_DATA SHOWN_.
* start *

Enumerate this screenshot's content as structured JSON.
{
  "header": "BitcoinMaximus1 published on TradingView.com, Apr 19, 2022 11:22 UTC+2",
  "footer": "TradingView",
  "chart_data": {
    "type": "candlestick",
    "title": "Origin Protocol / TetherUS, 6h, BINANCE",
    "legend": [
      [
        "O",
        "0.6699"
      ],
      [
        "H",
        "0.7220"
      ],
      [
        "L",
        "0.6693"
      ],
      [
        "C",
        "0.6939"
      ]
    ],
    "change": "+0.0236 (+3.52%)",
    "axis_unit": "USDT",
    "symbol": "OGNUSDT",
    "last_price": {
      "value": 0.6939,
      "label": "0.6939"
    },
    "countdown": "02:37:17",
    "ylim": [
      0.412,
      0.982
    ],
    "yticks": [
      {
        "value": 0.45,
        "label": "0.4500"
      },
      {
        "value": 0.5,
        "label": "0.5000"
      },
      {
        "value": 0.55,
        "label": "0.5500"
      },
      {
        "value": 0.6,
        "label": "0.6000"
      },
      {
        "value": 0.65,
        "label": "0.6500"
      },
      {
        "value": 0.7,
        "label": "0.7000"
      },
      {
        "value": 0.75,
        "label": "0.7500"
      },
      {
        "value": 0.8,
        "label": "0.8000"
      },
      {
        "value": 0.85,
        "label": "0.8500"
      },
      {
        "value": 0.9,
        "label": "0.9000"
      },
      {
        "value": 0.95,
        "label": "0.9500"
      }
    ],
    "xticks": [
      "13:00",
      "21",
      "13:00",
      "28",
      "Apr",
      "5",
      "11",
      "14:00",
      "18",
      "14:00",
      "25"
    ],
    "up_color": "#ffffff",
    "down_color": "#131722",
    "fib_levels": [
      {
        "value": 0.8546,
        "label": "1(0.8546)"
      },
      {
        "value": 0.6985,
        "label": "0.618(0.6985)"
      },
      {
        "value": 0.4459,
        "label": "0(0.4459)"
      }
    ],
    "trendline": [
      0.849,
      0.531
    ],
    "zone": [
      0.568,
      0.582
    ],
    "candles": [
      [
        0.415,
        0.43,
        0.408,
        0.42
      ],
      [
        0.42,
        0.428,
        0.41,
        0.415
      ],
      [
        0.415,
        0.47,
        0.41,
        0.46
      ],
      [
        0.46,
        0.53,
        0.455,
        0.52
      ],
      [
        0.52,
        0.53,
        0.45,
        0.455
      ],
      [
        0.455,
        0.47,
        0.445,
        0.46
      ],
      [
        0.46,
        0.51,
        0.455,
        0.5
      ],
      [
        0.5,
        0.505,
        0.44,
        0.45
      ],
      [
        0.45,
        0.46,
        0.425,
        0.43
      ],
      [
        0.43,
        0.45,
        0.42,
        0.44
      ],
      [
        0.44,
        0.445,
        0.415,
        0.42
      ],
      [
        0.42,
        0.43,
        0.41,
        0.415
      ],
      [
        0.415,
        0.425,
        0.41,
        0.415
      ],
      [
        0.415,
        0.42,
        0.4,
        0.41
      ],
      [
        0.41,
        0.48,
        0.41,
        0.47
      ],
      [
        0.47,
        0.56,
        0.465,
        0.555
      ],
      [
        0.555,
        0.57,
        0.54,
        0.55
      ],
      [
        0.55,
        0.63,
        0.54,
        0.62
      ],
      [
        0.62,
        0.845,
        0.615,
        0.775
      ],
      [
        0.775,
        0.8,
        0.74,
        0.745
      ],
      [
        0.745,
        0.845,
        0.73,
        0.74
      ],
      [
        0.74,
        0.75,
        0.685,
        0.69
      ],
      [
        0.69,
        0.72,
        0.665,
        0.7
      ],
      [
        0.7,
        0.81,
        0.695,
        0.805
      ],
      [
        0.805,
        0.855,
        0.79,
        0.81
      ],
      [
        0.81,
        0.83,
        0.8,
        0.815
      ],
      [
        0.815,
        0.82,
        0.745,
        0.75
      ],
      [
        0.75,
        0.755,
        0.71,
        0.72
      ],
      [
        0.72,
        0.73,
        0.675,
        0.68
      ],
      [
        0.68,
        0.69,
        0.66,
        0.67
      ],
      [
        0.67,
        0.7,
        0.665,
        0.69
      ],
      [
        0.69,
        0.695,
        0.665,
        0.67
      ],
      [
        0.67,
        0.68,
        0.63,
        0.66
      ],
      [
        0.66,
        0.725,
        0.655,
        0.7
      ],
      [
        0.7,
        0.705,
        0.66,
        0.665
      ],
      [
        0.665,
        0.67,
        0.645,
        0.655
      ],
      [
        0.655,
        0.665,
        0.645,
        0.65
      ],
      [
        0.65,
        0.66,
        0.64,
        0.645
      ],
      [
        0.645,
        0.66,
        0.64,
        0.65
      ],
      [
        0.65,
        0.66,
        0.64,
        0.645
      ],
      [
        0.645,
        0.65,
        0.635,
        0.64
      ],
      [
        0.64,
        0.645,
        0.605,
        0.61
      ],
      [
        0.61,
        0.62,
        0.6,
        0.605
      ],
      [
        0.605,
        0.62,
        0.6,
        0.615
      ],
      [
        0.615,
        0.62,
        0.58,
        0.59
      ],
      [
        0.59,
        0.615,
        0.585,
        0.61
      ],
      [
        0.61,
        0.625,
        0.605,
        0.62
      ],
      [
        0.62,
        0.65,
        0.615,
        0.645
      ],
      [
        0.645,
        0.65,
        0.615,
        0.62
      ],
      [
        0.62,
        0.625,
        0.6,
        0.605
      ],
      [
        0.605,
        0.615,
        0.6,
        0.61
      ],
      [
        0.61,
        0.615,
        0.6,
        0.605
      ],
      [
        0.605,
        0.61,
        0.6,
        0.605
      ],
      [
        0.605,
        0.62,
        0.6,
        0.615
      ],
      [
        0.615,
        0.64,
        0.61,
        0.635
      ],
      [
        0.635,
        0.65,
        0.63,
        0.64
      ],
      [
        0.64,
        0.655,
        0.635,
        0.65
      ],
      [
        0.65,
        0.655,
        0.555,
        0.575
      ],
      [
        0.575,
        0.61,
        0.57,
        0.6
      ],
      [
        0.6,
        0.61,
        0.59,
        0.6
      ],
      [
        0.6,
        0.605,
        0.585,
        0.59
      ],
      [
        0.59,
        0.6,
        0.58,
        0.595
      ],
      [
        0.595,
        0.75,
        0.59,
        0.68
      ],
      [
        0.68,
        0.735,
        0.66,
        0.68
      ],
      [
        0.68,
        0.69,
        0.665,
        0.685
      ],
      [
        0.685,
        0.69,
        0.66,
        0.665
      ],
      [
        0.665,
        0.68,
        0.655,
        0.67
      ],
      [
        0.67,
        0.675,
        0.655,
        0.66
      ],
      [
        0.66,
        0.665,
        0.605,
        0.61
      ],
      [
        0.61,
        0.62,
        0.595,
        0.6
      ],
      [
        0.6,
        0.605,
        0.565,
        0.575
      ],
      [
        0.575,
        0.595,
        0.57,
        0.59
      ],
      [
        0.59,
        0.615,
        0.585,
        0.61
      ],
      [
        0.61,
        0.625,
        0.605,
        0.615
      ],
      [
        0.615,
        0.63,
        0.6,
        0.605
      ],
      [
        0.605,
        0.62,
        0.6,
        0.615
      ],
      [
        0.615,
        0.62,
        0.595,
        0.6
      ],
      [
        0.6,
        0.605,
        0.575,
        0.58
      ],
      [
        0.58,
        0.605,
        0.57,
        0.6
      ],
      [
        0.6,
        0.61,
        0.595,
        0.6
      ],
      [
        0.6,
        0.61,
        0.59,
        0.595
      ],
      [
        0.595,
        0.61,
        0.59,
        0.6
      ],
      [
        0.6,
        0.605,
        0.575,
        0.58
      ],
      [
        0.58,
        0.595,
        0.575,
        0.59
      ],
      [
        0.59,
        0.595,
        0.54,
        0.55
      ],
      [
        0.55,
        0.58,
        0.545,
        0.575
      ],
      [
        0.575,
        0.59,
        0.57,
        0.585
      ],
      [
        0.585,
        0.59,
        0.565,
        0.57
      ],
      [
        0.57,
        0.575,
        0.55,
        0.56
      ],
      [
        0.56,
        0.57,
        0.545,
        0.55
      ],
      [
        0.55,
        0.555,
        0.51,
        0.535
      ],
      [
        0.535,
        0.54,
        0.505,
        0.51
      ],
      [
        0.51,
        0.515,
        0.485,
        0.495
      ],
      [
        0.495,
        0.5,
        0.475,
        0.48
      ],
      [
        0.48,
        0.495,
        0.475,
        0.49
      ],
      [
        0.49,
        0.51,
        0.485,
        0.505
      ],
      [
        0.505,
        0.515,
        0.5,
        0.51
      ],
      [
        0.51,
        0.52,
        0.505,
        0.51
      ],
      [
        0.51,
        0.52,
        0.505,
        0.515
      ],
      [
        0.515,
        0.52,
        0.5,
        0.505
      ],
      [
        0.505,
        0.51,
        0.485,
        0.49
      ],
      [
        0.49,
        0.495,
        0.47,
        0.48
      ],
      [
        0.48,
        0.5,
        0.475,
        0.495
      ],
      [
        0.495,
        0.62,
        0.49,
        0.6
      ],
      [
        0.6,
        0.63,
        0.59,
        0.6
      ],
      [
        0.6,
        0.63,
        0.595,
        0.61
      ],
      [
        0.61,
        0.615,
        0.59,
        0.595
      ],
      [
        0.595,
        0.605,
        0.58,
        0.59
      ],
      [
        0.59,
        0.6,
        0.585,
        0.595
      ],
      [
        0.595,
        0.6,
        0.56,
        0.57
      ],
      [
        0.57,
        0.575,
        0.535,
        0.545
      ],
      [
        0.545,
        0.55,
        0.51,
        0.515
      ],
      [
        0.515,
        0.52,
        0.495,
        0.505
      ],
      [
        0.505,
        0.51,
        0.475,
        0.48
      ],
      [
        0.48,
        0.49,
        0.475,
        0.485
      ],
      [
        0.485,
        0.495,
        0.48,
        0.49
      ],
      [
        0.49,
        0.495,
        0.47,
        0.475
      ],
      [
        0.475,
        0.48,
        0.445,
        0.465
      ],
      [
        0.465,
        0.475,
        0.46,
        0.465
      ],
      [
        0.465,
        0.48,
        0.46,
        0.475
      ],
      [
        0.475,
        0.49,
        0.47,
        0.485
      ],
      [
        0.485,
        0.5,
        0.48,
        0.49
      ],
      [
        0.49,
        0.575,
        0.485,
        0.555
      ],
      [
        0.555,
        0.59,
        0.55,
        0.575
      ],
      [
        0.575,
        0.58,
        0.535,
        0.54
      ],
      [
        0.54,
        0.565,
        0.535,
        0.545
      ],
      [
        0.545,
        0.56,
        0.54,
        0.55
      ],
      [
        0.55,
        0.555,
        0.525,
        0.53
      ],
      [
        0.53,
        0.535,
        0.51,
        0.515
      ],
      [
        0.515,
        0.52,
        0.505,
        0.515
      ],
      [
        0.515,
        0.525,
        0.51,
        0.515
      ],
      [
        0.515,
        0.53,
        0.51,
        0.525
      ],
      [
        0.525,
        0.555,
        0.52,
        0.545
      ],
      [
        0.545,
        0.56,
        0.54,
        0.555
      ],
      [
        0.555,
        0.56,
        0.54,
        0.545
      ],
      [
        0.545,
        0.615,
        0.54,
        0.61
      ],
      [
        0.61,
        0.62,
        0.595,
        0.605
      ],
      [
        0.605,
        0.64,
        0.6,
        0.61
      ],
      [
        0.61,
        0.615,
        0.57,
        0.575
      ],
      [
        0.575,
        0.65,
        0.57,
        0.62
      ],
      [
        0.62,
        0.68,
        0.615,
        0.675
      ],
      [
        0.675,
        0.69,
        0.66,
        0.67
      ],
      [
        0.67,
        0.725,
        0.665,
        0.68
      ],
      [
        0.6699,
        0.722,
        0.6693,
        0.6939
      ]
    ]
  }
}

* end *

From the data above, copy out every line with the string "TradingView" in it.

  "header": "BitcoinMaximus1 published on TradingView.com, Apr 19, 2022 11:22 UTC+2",
  "footer": "TradingView",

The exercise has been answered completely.